## What is being asked
Search the material below for the string "errores" and list each line that holds it.

## Extracted data
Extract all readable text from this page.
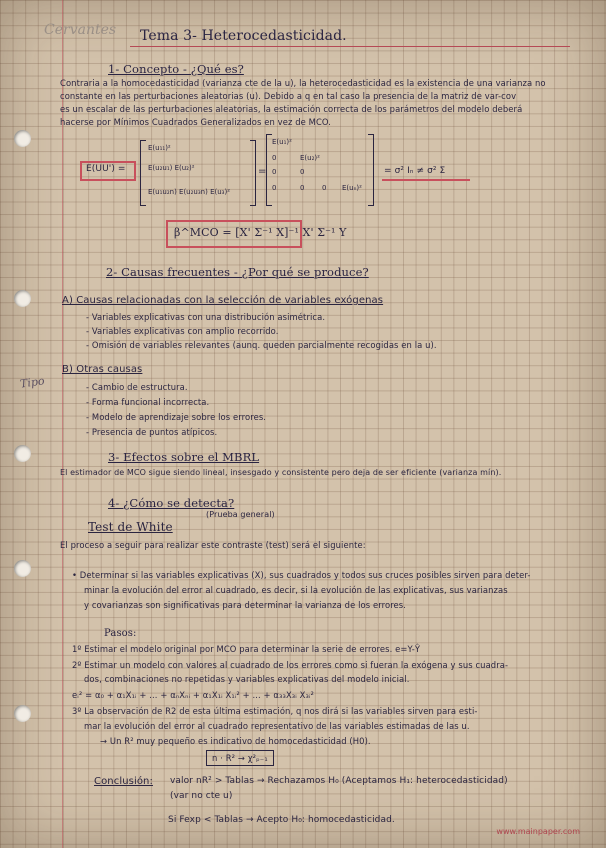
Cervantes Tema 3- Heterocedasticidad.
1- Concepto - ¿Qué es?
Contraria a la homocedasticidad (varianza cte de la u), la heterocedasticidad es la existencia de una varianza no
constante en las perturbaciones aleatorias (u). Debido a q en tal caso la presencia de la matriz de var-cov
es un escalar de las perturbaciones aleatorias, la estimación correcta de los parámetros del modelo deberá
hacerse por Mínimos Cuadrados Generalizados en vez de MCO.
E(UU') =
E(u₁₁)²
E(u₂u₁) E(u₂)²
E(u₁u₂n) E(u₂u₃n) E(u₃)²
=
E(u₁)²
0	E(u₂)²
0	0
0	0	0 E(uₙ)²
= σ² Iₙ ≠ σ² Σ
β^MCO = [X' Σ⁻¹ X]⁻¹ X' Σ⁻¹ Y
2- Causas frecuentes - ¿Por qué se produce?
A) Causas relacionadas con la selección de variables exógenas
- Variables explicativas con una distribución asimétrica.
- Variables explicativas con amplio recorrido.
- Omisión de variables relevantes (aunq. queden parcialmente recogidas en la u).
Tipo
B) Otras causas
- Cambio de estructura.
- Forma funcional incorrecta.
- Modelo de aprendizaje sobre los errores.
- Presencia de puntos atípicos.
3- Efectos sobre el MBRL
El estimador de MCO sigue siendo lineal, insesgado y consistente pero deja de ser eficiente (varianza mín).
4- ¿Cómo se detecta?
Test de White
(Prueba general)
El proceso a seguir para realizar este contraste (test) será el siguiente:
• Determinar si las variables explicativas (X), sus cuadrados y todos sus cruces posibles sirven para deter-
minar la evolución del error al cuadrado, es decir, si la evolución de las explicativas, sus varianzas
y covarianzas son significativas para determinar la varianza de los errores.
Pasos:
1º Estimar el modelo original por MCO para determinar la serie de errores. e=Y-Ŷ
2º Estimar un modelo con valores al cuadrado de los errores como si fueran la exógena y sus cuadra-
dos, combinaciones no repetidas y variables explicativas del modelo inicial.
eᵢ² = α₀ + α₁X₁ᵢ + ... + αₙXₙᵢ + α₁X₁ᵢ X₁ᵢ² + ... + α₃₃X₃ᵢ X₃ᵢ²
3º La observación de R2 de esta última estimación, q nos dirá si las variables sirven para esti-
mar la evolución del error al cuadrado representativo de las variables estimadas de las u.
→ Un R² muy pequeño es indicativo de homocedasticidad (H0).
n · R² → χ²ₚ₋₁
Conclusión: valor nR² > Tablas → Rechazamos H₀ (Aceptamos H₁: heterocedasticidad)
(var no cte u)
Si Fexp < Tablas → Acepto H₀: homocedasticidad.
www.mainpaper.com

## Result for this task
- Modelo de aprendizaje sobre los errores.
y covarianzas son significativas para determinar la varianza de los errores.
1º Estimar el modelo original por MCO para determinar la serie de errores. e=Y-Ŷ
2º Estimar un modelo con valores al cuadrado de los errores como si fueran la exógena y sus cuadra-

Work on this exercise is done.